The records that follow should be retyped word for word.

:: THE RECORDS

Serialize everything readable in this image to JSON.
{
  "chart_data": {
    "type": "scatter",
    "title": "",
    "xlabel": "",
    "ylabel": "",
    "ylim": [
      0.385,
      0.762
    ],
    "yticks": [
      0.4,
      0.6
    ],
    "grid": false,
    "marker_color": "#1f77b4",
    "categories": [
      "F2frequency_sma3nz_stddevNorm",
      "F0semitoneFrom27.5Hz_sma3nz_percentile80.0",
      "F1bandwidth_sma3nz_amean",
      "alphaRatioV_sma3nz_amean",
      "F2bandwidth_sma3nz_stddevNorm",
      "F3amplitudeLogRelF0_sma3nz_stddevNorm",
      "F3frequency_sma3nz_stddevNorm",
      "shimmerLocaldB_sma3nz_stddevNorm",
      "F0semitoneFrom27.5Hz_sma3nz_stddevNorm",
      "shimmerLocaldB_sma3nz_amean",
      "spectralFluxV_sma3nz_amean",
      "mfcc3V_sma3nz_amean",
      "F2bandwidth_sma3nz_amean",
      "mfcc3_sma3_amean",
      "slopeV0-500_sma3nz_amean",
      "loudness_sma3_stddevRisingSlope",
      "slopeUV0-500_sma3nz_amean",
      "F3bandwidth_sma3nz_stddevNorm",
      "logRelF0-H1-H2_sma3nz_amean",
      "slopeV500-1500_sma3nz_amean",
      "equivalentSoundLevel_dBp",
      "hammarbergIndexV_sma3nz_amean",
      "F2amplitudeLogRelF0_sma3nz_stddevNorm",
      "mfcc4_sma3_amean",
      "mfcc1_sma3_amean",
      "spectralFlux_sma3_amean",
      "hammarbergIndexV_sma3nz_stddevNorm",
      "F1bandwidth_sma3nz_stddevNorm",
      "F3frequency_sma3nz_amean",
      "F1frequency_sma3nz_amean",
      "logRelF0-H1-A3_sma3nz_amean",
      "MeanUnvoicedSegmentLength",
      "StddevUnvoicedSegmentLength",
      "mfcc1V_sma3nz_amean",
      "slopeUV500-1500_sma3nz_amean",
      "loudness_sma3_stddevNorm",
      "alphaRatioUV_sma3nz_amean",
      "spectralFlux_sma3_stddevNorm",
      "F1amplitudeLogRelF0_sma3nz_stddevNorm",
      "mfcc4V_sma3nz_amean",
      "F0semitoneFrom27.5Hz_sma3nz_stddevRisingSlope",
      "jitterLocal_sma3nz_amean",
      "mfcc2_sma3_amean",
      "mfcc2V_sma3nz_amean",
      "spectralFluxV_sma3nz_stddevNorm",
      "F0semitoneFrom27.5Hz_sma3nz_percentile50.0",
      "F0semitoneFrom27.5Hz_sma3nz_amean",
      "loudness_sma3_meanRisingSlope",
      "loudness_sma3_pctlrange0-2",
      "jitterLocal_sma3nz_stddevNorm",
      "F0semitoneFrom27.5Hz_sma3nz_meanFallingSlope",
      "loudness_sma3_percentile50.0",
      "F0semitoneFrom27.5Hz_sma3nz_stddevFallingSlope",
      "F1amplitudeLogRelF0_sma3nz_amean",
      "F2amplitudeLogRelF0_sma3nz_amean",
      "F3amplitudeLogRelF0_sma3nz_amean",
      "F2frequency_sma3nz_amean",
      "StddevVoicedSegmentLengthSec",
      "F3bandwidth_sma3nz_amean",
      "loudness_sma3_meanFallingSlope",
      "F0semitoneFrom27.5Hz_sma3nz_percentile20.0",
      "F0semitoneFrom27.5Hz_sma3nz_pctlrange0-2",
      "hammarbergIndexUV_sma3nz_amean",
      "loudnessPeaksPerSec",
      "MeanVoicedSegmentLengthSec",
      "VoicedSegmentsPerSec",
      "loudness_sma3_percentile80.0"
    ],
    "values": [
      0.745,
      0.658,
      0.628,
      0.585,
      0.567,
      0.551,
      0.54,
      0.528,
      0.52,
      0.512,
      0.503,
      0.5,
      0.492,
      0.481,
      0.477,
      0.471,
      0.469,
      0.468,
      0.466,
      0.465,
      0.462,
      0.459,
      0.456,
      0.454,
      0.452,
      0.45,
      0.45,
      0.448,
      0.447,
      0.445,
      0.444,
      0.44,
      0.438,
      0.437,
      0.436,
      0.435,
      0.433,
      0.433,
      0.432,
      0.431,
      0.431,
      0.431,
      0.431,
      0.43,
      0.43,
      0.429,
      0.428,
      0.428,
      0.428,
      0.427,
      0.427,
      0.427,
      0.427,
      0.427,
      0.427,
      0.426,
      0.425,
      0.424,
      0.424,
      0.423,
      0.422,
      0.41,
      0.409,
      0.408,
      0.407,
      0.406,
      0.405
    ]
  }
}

::::

**COMPLETE ANSWER:**
Serialize everything readable in this image to JSON.
{
  "chart_data": {
    "type": "scatter",
    "title": "",
    "xlabel": "",
    "ylabel": "",
    "ylim": [
      0.385,
      0.762
    ],
    "yticks": [
      0.4,
      0.6
    ],
    "grid": false,
    "marker_color": "#1f77b4",
    "categories": [
      "F2frequency_sma3nz_stddevNorm",
      "F0semitoneFrom27.5Hz_sma3nz_percentile80.0",
      "F1bandwidth_sma3nz_amean",
      "alphaRatioV_sma3nz_amean",
      "F2bandwidth_sma3nz_stddevNorm",
      "F3amplitudeLogRelF0_sma3nz_stddevNorm",
      "F3frequency_sma3nz_stddevNorm",
      "shimmerLocaldB_sma3nz_stddevNorm",
      "F0semitoneFrom27.5Hz_sma3nz_stddevNorm",
      "shimmerLocaldB_sma3nz_amean",
      "spectralFluxV_sma3nz_amean",
      "mfcc3V_sma3nz_amean",
      "F2bandwidth_sma3nz_amean",
      "mfcc3_sma3_amean",
      "slopeV0-500_sma3nz_amean",
      "loudness_sma3_stddevRisingSlope",
      "slopeUV0-500_sma3nz_amean",
      "F3bandwidth_sma3nz_stddevNorm",
      "logRelF0-H1-H2_sma3nz_amean",
      "slopeV500-1500_sma3nz_amean",
      "equivalentSoundLevel_dBp",
      "hammarbergIndexV_sma3nz_amean",
      "F2amplitudeLogRelF0_sma3nz_stddevNorm",
      "mfcc4_sma3_amean",
      "mfcc1_sma3_amean",
      "spectralFlux_sma3_amean",
      "hammarbergIndexV_sma3nz_stddevNorm",
      "F1bandwidth_sma3nz_stddevNorm",
      "F3frequency_sma3nz_amean",
      "F1frequency_sma3nz_amean",
      "logRelF0-H1-A3_sma3nz_amean",
      "MeanUnvoicedSegmentLength",
      "StddevUnvoicedSegmentLength",
      "mfcc1V_sma3nz_amean",
      "slopeUV500-1500_sma3nz_amean",
      "loudness_sma3_stddevNorm",
      "alphaRatioUV_sma3nz_amean",
      "spectralFlux_sma3_stddevNorm",
      "F1amplitudeLogRelF0_sma3nz_stddevNorm",
      "mfcc4V_sma3nz_amean",
      "F0semitoneFrom27.5Hz_sma3nz_stddevRisingSlope",
      "jitterLocal_sma3nz_amean",
      "mfcc2_sma3_amean",
      "mfcc2V_sma3nz_amean",
      "spectralFluxV_sma3nz_stddevNorm",
      "F0semitoneFrom27.5Hz_sma3nz_percentile50.0",
      "F0semitoneFrom27.5Hz_sma3nz_amean",
      "loudness_sma3_meanRisingSlope",
      "loudness_sma3_pctlrange0-2",
      "jitterLocal_sma3nz_stddevNorm",
      "F0semitoneFrom27.5Hz_sma3nz_meanFallingSlope",
      "loudness_sma3_percentile50.0",
      "F0semitoneFrom27.5Hz_sma3nz_stddevFallingSlope",
      "F1amplitudeLogRelF0_sma3nz_amean",
      "F2amplitudeLogRelF0_sma3nz_amean",
      "F3amplitudeLogRelF0_sma3nz_amean",
      "F2frequency_sma3nz_amean",
      "StddevVoicedSegmentLengthSec",
      "F3bandwidth_sma3nz_amean",
      "loudness_sma3_meanFallingSlope",
      "F0semitoneFrom27.5Hz_sma3nz_percentile20.0",
      "F0semitoneFrom27.5Hz_sma3nz_pctlrange0-2",
      "hammarbergIndexUV_sma3nz_amean",
      "loudnessPeaksPerSec",
      "MeanVoicedSegmentLengthSec",
      "VoicedSegmentsPerSec",
      "loudness_sma3_percentile80.0"
    ],
    "values": [
      0.745,
      0.658,
      0.628,
      0.585,
      0.567,
      0.551,
      0.54,
      0.528,
      0.52,
      0.512,
      0.503,
      0.5,
      0.492,
      0.481,
      0.477,
      0.471,
      0.469,
      0.468,
      0.466,
      0.465,
      0.462,
      0.459,
      0.456,
      0.454,
      0.452,
      0.45,
      0.45,
      0.448,
      0.447,
      0.445,
      0.444,
      0.44,
      0.438,
      0.437,
      0.436,
      0.435,
      0.433,
      0.433,
      0.432,
      0.431,
      0.431,
      0.431,
      0.431,
      0.43,
      0.43,
      0.429,
      0.428,
      0.428,
      0.428,
      0.427,
      0.427,
      0.427,
      0.427,
      0.427,
      0.427,
      0.426,
      0.425,
      0.424,
      0.424,
      0.423,
      0.422,
      0.41,
      0.409,
      0.408,
      0.407,
      0.406,
      0.405
    ]
  }
}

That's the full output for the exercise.